■ **WRITTEN TASK**
What is the number of lines containing "الرجل"? Give only that number.

Collected data entries
##############################

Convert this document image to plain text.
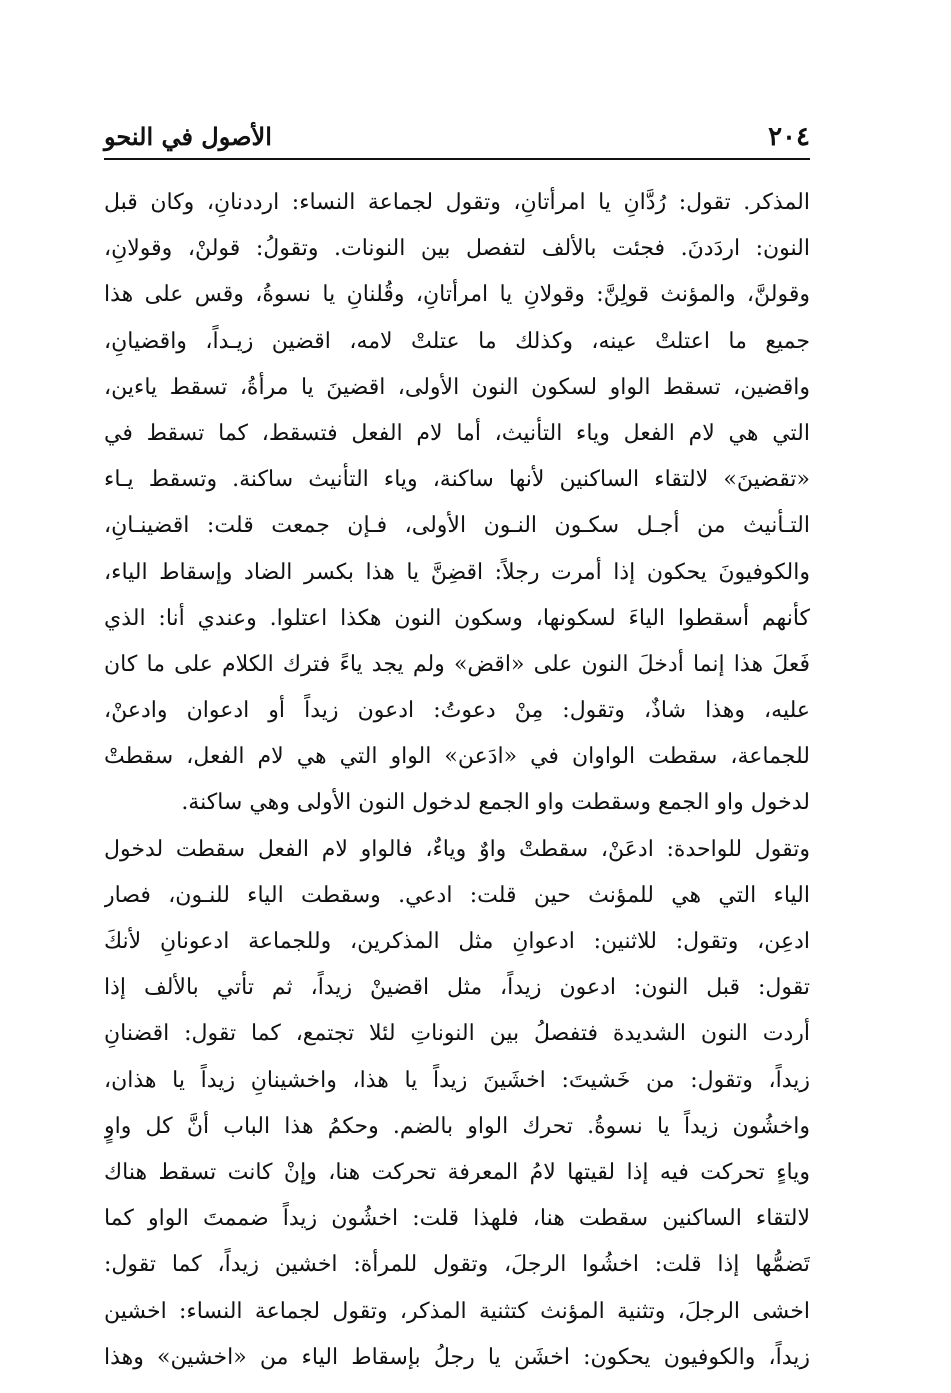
٢٠٤
الأصول في النحو
المذكر. تقول: رُدَّانِ يا امرأتانِ، وتقول لجماعة النساء: ارددنانِ، وكان قبل
النون: اردَدنَ. فجئت بالألف لتفصل بين النونات. وتقولُ: قولنْ، وقولانِ،
وقولنَّ، والمؤنث قولِنَّ: وقولانِ يا امرأتانِ، وقُلنانِ يا نسوةُ، وقس على هذا
جميع ما اعتلتْ عينه، وكذلك ما عتلتْ لامه، اقضين زيـداً، واقضيانِ،
واقضين، تسقط الواو لسكون النون الأولى، اقضينَ يا مرأةُ، تسقط ياءين،
التي هي لام الفعل وياء التأنيث، أما لام الفعل فتسقط، كما تسقط في
«تقضينَ» لالتقاء الساكنين لأنها ساكنة، وياء التأنيث ساكنة. وتسقط يـاء
التـأنيث من أجـل سكـون النـون الأولى، فـإن جمعت قلت: اقضينـانِ،
والكوفيونَ يحكون إذا أمرت رجلاً: اقضِنَّ يا هذا بكسر الضاد وإسقاط الياء،
كأنهم أسقطوا الياءَ لسكونها، وسكون النون هكذا اعتلوا. وعندي أنا: الذي
فَعلَ هذا إنما أدخلَ النون على «اقض» ولم يجد ياءً فترك الكلام على ما كان
عليه، وهذا شاذٌ، وتقول: مِنْ دعوتُ: ادعون زيداً أو ادعوان وادعنْ،
للجماعة، سقطت الواوان في «ادَعن» الواو التي هي لام الفعل، سقطتْ
لدخول واو الجمع وسقطت واو الجمع لدخول النون الأولى وهي ساكنة.
وتقول للواحدة: ادعَنْ، سقطتْ واوٌ وياءٌ، فالواو لام الفعل سقطت لدخول
الياء التي هي للمؤنث حين قلت: ادعي. وسقطت الياء للنـون، فصار
ادعِن، وتقول: للاثنين: ادعوانِ مثل المذكرين، وللجماعة ادعونانِ لأنكَ
تقول: قبل النون: ادعون زيداً، مثل اقضينْ زيداً، ثم تأتي بالألف إذا
أردت النون الشديدة فتفصلُ بين النوناتِ لئلا تجتمع، كما تقول: اقضنانِ
زيداً، وتقول: من خَشيتَ: اخشَينَ زيداً يا هذا، واخشينانِ زيداً يا هذان،
واخشُون زيداً يا نسوةُ. تحرك الواو بالضم. وحكمُ هذا الباب أنَّ كل واوٍ
وياءٍ تحركت فيه إذا لقيتها لامُ المعرفة تحركت هنا، وإنْ كانت تسقط هناك
لالتقاء الساكنين سقطت هنا، فلهذا قلت: اخشُون زيداً ضممتَ الواو كما
تَضمُّها إذا قلت: اخشُوا الرجلَ، وتقول للمرأة: اخشين زيداً، كما تقول:
اخشى الرجلَ، وتثنية المؤنث كتثنية المذكر، وتقول لجماعة النساء: اخشين
زيداً، والكوفيون يحكون: اخشَن يا رجلُ بإسقاط الياء من «اخشين» وهذا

##############################

■ **RESULT**
2